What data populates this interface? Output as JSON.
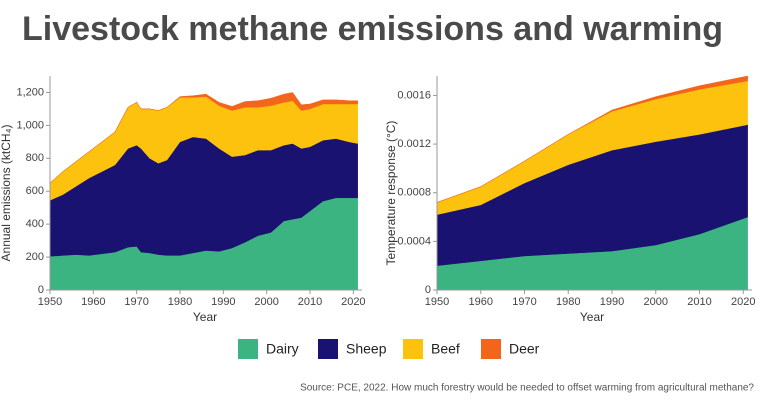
{
  "title": "Livestock methane emissions and warming",
  "source": "Source: PCE, 2022. How much forestry would be needed to offset warming from agricultural methane?",
  "chart_data": [
    {
      "type": "stacked_area",
      "xlabel": "Year",
      "ylabel": "Annual emissions (ktCH₄)",
      "x": [
        1950,
        1953,
        1956,
        1959,
        1962,
        1965,
        1968,
        1970,
        1971,
        1973,
        1975,
        1977,
        1980,
        1983,
        1986,
        1989,
        1992,
        1995,
        1998,
        2001,
        2004,
        2006,
        2008,
        2010,
        2013,
        2016,
        2019,
        2021
      ],
      "series": [
        {
          "name": "Dairy",
          "color": "#3cb482",
          "values": [
            205,
            210,
            215,
            210,
            220,
            230,
            260,
            265,
            230,
            225,
            215,
            210,
            210,
            225,
            240,
            235,
            255,
            290,
            330,
            350,
            420,
            430,
            440,
            480,
            540,
            560,
            560,
            560
          ]
        },
        {
          "name": "Sheep",
          "color": "#1a1270",
          "values": [
            340,
            370,
            415,
            470,
            500,
            530,
            600,
            615,
            630,
            575,
            555,
            580,
            690,
            705,
            680,
            625,
            555,
            530,
            520,
            500,
            460,
            460,
            420,
            390,
            370,
            360,
            340,
            330
          ]
        },
        {
          "name": "Beef",
          "color": "#fdc20e",
          "values": [
            105,
            140,
            150,
            160,
            180,
            200,
            250,
            260,
            240,
            300,
            320,
            320,
            270,
            240,
            255,
            260,
            280,
            290,
            260,
            270,
            260,
            260,
            230,
            230,
            220,
            210,
            230,
            240
          ]
        },
        {
          "name": "Deer",
          "color": "#f4651c",
          "values": [
            0,
            0,
            0,
            0,
            0,
            0,
            0,
            0,
            0,
            0,
            0,
            0,
            5,
            10,
            15,
            20,
            25,
            35,
            40,
            45,
            50,
            50,
            35,
            30,
            25,
            25,
            20,
            20
          ]
        }
      ],
      "xlim": [
        1950,
        2022
      ],
      "xticks": [
        1950,
        1960,
        1970,
        1980,
        1990,
        2000,
        2010,
        2020
      ],
      "ylim": [
        0,
        1300
      ],
      "yticks": [
        0,
        200,
        400,
        600,
        800,
        {
          "value": 1000,
          "label": "1,000"
        },
        {
          "value": 1200,
          "label": "1,200"
        }
      ]
    },
    {
      "type": "stacked_area",
      "xlabel": "Year",
      "ylabel": "Temperature response (°C)",
      "x": [
        1950,
        1960,
        1970,
        1980,
        1990,
        2000,
        2010,
        2021
      ],
      "series": [
        {
          "color": "#3cb482",
          "values": [
            0.0002,
            0.00024,
            0.00028,
            0.0003,
            0.00032,
            0.00037,
            0.00046,
            0.0006
          ]
        },
        {
          "color": "#1a1270",
          "values": [
            0.00042,
            0.00046,
            0.0006,
            0.00073,
            0.00083,
            0.00085,
            0.00082,
            0.00076
          ]
        },
        {
          "color": "#fdc20e",
          "values": [
            0.0001,
            0.00015,
            0.00018,
            0.00025,
            0.00032,
            0.00035,
            0.00037,
            0.00036
          ]
        },
        {
          "color": "#f4651c",
          "values": [
            0,
            0,
            0,
            0,
            1e-05,
            2e-05,
            3e-05,
            4e-05
          ]
        }
      ],
      "xlim": [
        1950,
        2022
      ],
      "xticks": [
        1950,
        1960,
        1970,
        1980,
        1990,
        2000,
        2010,
        2020
      ],
      "ylim": [
        0,
        0.00176
      ],
      "yticks": [
        0,
        0.0004,
        0.0008,
        0.0012,
        0.0016
      ]
    }
  ]
}
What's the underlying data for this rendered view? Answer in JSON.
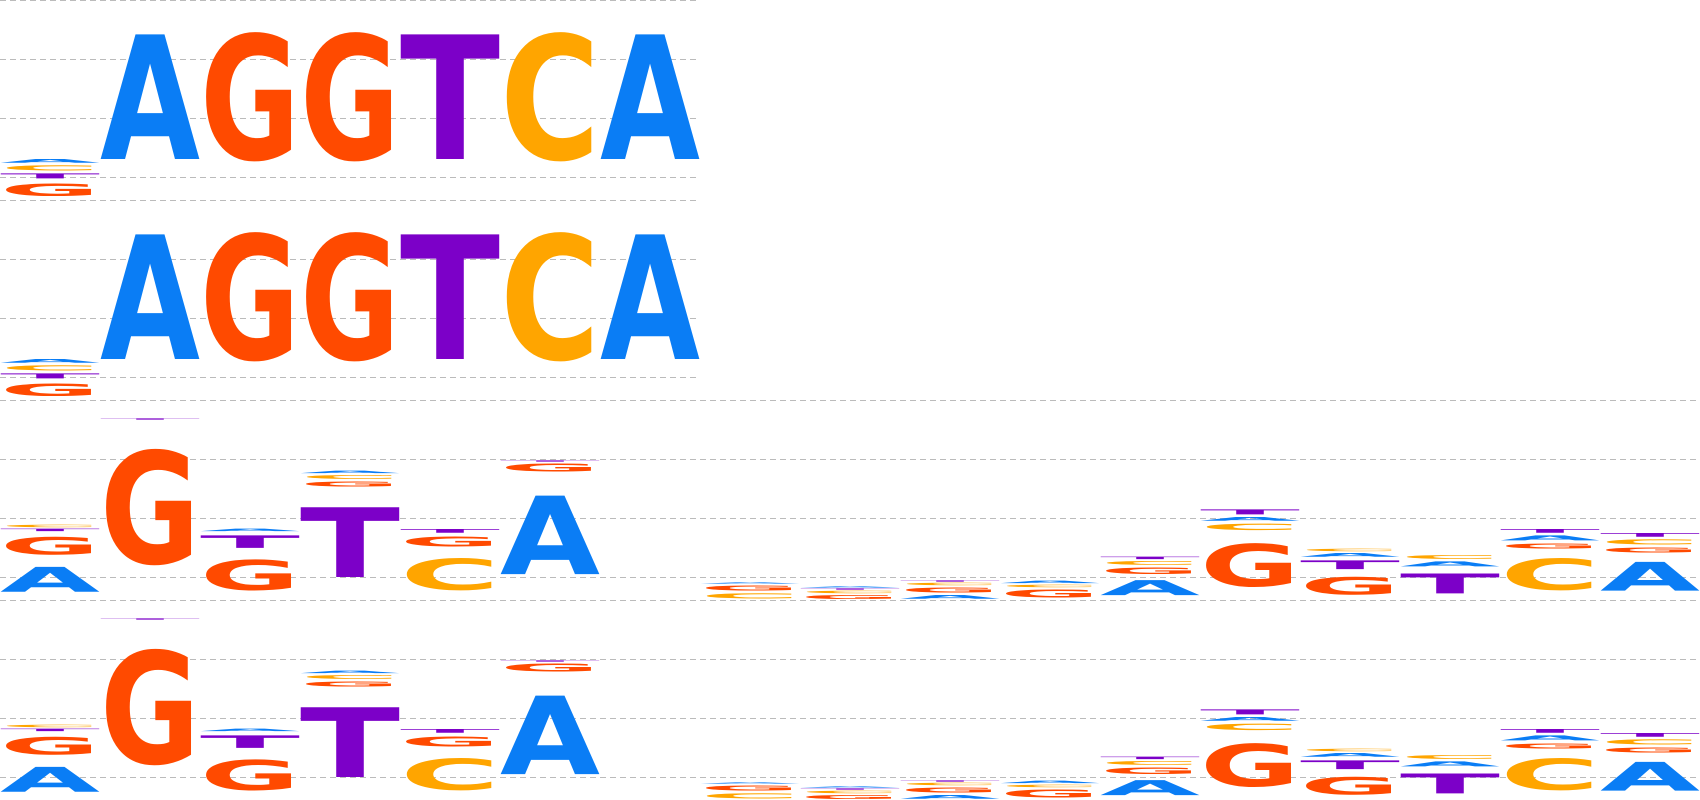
{
  "colors": {
    "A": "#0a7df5",
    "C": "#ffa500",
    "G": "#ff4a00",
    "T": "#7c00c8",
    "grid": "#bbbbbb"
  },
  "panels": [
    {
      "name": "logo-row-1",
      "columns": [
        [
          [
            "A",
            0.03
          ],
          [
            "C",
            0.04
          ],
          [
            "T",
            0.04
          ],
          [
            "G",
            0.1
          ]
        ],
        [
          [
            "A",
            1.0
          ]
        ],
        [
          [
            "G",
            1.0
          ]
        ],
        [
          [
            "G",
            1.0
          ]
        ],
        [
          [
            "T",
            1.0
          ]
        ],
        [
          [
            "C",
            1.0
          ]
        ],
        [
          [
            "A",
            1.0
          ]
        ]
      ]
    },
    {
      "name": "logo-row-2",
      "columns": [
        [
          [
            "A",
            0.03
          ],
          [
            "C",
            0.04
          ],
          [
            "T",
            0.04
          ],
          [
            "G",
            0.1
          ]
        ],
        [
          [
            "A",
            1.0
          ]
        ],
        [
          [
            "G",
            1.0
          ]
        ],
        [
          [
            "G",
            1.0
          ]
        ],
        [
          [
            "T",
            1.0
          ]
        ],
        [
          [
            "C",
            1.0
          ]
        ],
        [
          [
            "A",
            1.0
          ]
        ]
      ]
    },
    {
      "name": "logo-row-3",
      "columns": [
        [
          [
            "C",
            0.02
          ],
          [
            "T",
            0.02
          ],
          [
            "G",
            0.14
          ],
          [
            "A",
            0.2
          ]
        ],
        [
          [
            "T",
            0.01
          ],
          [
            "G",
            0.9
          ]
        ],
        [
          [
            "A",
            0.02
          ],
          [
            "T",
            0.1
          ],
          [
            "G",
            0.24
          ]
        ],
        [
          [
            "A",
            0.02
          ],
          [
            "C",
            0.03
          ],
          [
            "G",
            0.04
          ],
          [
            "T",
            0.56
          ]
        ],
        [
          [
            "T",
            0.03
          ],
          [
            "G",
            0.08
          ],
          [
            "C",
            0.25
          ]
        ],
        [
          [
            "T",
            0.01
          ],
          [
            "G",
            0.06
          ],
          [
            "A",
            0.63
          ]
        ],
        [],
        [
          [
            "A",
            0.01
          ],
          [
            "G",
            0.04
          ],
          [
            "C",
            0.04
          ]
        ],
        [
          [
            "A",
            0.01
          ],
          [
            "T",
            0.01
          ],
          [
            "C",
            0.02
          ],
          [
            "G",
            0.03
          ]
        ],
        [
          [
            "T",
            0.01
          ],
          [
            "C",
            0.02
          ],
          [
            "G",
            0.04
          ],
          [
            "A",
            0.03
          ]
        ],
        [
          [
            "A",
            0.02
          ],
          [
            "C",
            0.02
          ],
          [
            "G",
            0.06
          ]
        ],
        [
          [
            "T",
            0.02
          ],
          [
            "C",
            0.03
          ],
          [
            "G",
            0.05
          ],
          [
            "A",
            0.12
          ]
        ],
        [
          [
            "T",
            0.04
          ],
          [
            "A",
            0.03
          ],
          [
            "C",
            0.05
          ],
          [
            "G",
            0.34
          ]
        ],
        [
          [
            "C",
            0.02
          ],
          [
            "A",
            0.03
          ],
          [
            "T",
            0.07
          ],
          [
            "G",
            0.14
          ]
        ],
        [
          [
            "C",
            0.03
          ],
          [
            "A",
            0.04
          ],
          [
            "T",
            0.16
          ]
        ],
        [
          [
            "T",
            0.03
          ],
          [
            "A",
            0.04
          ],
          [
            "G",
            0.04
          ],
          [
            "C",
            0.25
          ]
        ],
        [
          [
            "T",
            0.03
          ],
          [
            "C",
            0.04
          ],
          [
            "G",
            0.04
          ],
          [
            "A",
            0.23
          ]
        ]
      ]
    },
    {
      "name": "logo-row-4",
      "columns": [
        [
          [
            "C",
            0.02
          ],
          [
            "T",
            0.02
          ],
          [
            "G",
            0.14
          ],
          [
            "A",
            0.2
          ]
        ],
        [
          [
            "T",
            0.01
          ],
          [
            "G",
            0.9
          ]
        ],
        [
          [
            "A",
            0.02
          ],
          [
            "T",
            0.1
          ],
          [
            "G",
            0.24
          ]
        ],
        [
          [
            "A",
            0.02
          ],
          [
            "C",
            0.03
          ],
          [
            "G",
            0.04
          ],
          [
            "T",
            0.56
          ]
        ],
        [
          [
            "T",
            0.03
          ],
          [
            "G",
            0.08
          ],
          [
            "C",
            0.25
          ]
        ],
        [
          [
            "T",
            0.01
          ],
          [
            "G",
            0.06
          ],
          [
            "A",
            0.63
          ]
        ],
        [],
        [
          [
            "A",
            0.01
          ],
          [
            "G",
            0.04
          ],
          [
            "C",
            0.04
          ]
        ],
        [
          [
            "A",
            0.01
          ],
          [
            "T",
            0.01
          ],
          [
            "C",
            0.02
          ],
          [
            "G",
            0.03
          ]
        ],
        [
          [
            "T",
            0.01
          ],
          [
            "C",
            0.02
          ],
          [
            "G",
            0.04
          ],
          [
            "A",
            0.03
          ]
        ],
        [
          [
            "A",
            0.02
          ],
          [
            "C",
            0.02
          ],
          [
            "G",
            0.06
          ]
        ],
        [
          [
            "T",
            0.02
          ],
          [
            "C",
            0.03
          ],
          [
            "G",
            0.05
          ],
          [
            "A",
            0.12
          ]
        ],
        [
          [
            "T",
            0.04
          ],
          [
            "A",
            0.03
          ],
          [
            "C",
            0.05
          ],
          [
            "G",
            0.34
          ]
        ],
        [
          [
            "C",
            0.02
          ],
          [
            "A",
            0.03
          ],
          [
            "T",
            0.07
          ],
          [
            "G",
            0.14
          ]
        ],
        [
          [
            "C",
            0.03
          ],
          [
            "A",
            0.04
          ],
          [
            "T",
            0.16
          ]
        ],
        [
          [
            "T",
            0.03
          ],
          [
            "A",
            0.04
          ],
          [
            "G",
            0.04
          ],
          [
            "C",
            0.25
          ]
        ],
        [
          [
            "T",
            0.03
          ],
          [
            "C",
            0.04
          ],
          [
            "G",
            0.04
          ],
          [
            "A",
            0.23
          ]
        ]
      ]
    }
  ]
}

- Stated exercise -
Extract every line above containing the word "methane".

- Finished task -
  "title": "Livestock methane emissions and warming",
  "source": "Source: PCE, 2022. How much forestry would be needed to offset warming from agricultural methane?",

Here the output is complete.